_SET TASK_. Check every line of the entries below for the word "LibreOffice", and copy the ones that have it.
**** RECORDS TO USE ****
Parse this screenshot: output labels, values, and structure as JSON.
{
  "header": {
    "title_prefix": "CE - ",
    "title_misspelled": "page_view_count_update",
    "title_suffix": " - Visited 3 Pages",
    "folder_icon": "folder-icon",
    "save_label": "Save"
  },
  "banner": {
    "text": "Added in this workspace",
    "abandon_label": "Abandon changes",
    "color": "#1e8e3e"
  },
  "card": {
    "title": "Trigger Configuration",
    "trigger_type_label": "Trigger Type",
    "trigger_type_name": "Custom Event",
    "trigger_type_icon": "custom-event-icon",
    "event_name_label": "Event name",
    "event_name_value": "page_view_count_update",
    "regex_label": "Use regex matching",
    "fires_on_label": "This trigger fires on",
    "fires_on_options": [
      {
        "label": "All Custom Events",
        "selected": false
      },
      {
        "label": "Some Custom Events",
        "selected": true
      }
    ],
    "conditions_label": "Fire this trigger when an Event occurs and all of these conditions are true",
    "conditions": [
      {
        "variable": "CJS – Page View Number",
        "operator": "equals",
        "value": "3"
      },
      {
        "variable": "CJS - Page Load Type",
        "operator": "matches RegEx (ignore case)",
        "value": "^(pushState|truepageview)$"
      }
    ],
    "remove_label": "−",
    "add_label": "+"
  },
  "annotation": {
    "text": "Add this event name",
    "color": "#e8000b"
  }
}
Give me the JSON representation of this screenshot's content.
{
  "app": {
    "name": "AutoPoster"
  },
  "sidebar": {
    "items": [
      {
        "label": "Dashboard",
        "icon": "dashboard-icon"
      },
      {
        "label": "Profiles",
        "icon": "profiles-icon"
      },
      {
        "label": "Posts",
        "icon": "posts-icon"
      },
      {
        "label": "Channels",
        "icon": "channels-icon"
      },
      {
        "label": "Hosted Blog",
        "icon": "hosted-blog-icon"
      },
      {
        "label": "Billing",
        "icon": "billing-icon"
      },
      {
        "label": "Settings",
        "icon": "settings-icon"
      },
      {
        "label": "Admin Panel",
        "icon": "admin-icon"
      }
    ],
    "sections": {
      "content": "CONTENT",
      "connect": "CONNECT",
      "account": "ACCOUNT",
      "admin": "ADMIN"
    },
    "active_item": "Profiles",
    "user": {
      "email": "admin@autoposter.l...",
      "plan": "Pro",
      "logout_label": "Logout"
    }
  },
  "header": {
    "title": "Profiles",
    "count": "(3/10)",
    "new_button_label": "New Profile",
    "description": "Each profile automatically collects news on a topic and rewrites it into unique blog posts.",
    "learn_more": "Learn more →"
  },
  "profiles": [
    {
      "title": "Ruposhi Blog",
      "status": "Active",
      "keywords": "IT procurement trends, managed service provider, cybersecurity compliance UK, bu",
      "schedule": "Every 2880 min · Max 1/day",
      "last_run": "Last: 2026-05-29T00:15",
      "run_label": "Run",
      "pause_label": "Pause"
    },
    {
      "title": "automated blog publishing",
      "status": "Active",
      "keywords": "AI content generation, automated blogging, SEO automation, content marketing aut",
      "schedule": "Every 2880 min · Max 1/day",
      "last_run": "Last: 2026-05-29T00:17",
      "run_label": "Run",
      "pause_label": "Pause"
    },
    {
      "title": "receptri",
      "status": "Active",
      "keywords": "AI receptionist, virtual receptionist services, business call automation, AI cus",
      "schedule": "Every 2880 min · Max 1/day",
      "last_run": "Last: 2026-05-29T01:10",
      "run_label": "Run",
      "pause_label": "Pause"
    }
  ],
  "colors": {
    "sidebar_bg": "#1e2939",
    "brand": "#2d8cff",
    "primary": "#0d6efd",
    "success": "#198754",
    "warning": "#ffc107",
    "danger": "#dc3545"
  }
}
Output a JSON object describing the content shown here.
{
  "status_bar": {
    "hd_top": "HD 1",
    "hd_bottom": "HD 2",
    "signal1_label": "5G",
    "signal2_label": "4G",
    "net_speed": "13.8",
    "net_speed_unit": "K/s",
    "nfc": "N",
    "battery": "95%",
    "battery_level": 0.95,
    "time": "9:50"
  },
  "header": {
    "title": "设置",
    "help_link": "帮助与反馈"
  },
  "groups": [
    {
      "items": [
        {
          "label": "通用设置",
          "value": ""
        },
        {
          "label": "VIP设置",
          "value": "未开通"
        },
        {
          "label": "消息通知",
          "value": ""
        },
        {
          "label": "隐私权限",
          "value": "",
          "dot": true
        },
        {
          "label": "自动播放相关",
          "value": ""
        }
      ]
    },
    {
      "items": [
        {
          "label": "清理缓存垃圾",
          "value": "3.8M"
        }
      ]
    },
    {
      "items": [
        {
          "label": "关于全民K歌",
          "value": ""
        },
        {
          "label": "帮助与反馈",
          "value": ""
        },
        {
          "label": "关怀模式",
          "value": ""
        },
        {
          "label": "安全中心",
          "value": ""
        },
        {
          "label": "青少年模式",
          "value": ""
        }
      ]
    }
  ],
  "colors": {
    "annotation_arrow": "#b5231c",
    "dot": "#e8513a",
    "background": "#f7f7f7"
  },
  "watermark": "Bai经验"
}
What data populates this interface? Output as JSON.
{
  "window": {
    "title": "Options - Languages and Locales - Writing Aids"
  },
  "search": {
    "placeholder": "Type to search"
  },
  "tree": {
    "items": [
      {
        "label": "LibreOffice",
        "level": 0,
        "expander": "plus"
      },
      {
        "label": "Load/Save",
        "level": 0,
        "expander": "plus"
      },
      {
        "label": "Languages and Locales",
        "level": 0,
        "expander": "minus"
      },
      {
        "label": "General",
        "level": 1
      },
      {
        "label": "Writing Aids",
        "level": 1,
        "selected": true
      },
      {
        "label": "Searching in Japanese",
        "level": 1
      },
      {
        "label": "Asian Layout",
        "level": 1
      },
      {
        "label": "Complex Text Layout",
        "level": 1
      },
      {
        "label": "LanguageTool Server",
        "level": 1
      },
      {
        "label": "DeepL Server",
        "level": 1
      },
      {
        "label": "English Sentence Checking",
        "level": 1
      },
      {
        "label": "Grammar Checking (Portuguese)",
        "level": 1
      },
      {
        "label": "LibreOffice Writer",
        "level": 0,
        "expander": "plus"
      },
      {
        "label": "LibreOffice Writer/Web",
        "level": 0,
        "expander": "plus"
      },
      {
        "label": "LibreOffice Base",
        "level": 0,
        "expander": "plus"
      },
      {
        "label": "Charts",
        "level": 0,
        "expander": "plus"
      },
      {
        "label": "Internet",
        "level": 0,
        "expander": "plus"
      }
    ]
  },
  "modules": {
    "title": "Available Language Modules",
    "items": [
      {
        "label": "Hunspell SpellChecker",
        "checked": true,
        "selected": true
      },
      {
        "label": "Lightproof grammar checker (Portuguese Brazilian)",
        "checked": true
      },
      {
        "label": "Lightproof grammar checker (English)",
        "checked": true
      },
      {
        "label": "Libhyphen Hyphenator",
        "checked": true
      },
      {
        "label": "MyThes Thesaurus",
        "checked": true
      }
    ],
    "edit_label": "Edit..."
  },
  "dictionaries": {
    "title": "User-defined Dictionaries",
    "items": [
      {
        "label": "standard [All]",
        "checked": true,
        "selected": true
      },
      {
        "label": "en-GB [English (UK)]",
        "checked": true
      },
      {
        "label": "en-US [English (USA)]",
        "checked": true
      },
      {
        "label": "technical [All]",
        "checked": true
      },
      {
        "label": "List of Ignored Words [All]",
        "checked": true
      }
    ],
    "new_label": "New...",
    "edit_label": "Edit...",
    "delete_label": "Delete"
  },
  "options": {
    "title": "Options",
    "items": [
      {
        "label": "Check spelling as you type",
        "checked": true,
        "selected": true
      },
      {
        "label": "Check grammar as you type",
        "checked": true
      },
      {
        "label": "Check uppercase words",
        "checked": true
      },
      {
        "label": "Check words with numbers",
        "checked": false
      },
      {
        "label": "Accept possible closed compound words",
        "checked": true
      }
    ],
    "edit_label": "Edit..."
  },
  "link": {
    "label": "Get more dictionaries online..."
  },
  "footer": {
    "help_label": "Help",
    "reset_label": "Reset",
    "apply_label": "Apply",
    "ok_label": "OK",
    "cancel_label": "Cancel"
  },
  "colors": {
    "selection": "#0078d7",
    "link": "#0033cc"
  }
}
****
_RESPONSE TO THE TASK_.
        "label": "LibreOffice",
        "label": "LibreOffice Writer",
        "label": "LibreOffice Writer/Web",
        "label": "LibreOffice Base",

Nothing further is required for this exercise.